SUPPLIED DATA ::
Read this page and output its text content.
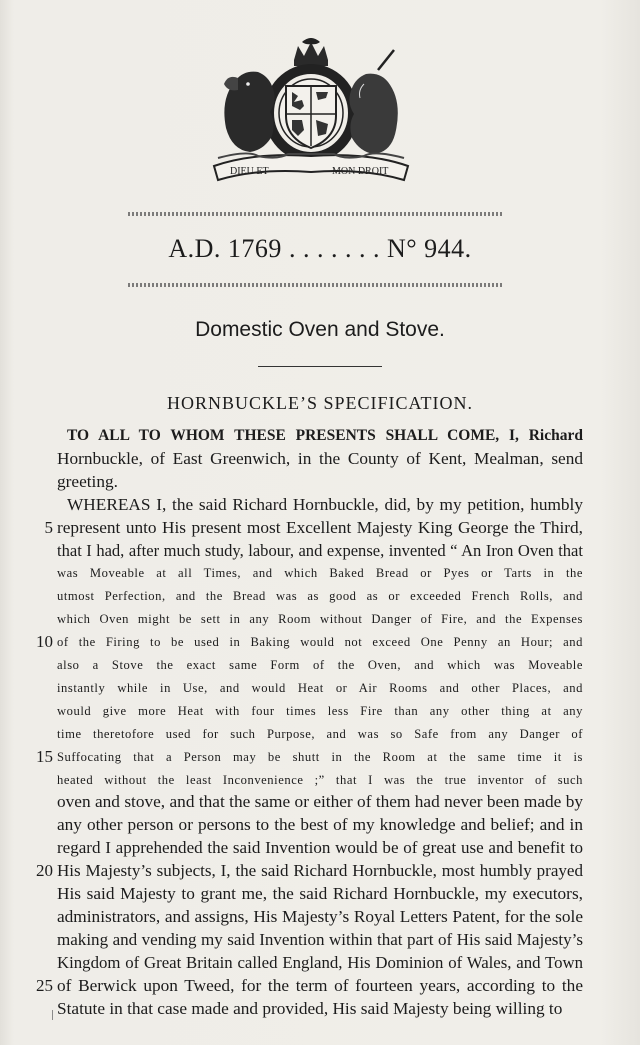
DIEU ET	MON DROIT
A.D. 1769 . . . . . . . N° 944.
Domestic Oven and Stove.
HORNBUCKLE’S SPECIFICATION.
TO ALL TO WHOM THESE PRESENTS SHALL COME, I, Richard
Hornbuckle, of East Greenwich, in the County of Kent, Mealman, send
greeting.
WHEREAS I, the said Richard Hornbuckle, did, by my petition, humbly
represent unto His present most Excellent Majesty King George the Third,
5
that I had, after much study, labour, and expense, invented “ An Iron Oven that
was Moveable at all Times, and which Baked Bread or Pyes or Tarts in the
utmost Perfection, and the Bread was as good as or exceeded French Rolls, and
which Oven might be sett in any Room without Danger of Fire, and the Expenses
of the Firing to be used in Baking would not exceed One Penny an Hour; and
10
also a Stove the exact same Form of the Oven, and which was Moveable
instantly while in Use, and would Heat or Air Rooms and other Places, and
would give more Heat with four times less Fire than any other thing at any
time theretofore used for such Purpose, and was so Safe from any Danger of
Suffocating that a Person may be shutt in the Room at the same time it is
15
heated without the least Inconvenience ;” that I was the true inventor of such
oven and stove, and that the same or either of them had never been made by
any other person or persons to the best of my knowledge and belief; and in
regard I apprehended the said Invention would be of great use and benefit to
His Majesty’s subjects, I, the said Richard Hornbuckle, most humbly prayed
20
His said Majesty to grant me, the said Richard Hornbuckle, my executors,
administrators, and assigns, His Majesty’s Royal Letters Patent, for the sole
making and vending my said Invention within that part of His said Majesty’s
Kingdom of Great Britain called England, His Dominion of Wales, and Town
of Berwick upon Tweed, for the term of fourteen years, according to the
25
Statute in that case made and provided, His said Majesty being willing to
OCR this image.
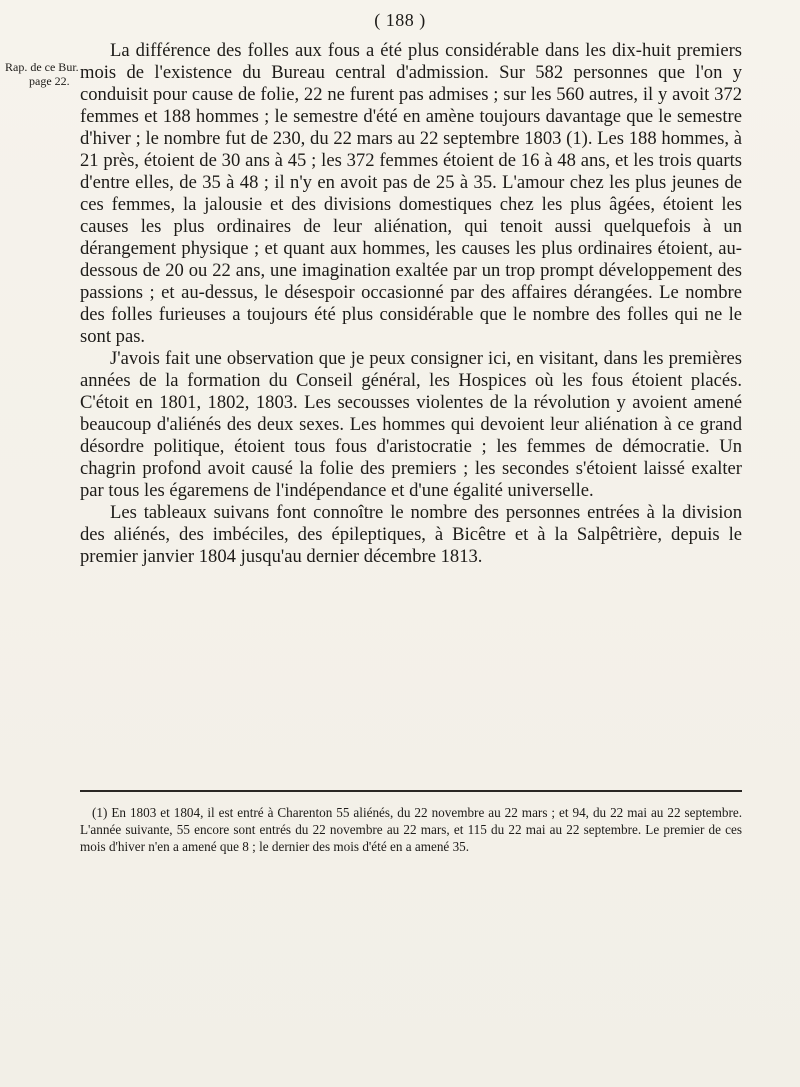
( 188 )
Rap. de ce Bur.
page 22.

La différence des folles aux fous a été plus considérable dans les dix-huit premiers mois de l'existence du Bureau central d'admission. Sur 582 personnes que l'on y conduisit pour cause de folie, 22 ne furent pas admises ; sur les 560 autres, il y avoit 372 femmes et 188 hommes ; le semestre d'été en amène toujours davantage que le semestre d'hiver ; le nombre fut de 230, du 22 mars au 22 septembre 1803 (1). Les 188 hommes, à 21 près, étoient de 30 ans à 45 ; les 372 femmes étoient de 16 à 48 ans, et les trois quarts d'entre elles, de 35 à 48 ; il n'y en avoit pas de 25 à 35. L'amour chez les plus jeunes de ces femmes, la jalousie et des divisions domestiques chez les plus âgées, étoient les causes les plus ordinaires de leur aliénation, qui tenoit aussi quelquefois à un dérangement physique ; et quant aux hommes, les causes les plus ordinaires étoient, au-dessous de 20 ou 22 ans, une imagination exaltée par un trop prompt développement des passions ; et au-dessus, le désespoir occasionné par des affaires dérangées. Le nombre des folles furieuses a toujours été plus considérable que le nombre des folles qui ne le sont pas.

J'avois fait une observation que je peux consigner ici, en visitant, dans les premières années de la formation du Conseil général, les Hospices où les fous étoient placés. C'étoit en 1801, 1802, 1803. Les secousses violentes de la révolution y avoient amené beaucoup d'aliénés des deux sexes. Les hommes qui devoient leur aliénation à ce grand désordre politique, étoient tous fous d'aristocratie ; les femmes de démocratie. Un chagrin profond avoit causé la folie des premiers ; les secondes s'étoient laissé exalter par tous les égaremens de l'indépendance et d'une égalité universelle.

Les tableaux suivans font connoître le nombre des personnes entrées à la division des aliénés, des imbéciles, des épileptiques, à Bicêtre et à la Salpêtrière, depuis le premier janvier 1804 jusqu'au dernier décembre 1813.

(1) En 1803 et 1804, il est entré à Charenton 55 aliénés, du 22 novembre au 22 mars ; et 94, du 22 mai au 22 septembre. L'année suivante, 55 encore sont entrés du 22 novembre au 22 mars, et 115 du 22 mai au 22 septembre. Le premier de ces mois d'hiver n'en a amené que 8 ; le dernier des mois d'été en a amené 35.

EXERCISE BRIEF :: Search the lines above for the string "Bread" and copy each line that has it.

RESPONSE ::
was Moveable at all Times, and which Baked Bread or Pyes or Tarts in the
utmost Perfection, and the Bread was as good as or exceeded French Rolls, and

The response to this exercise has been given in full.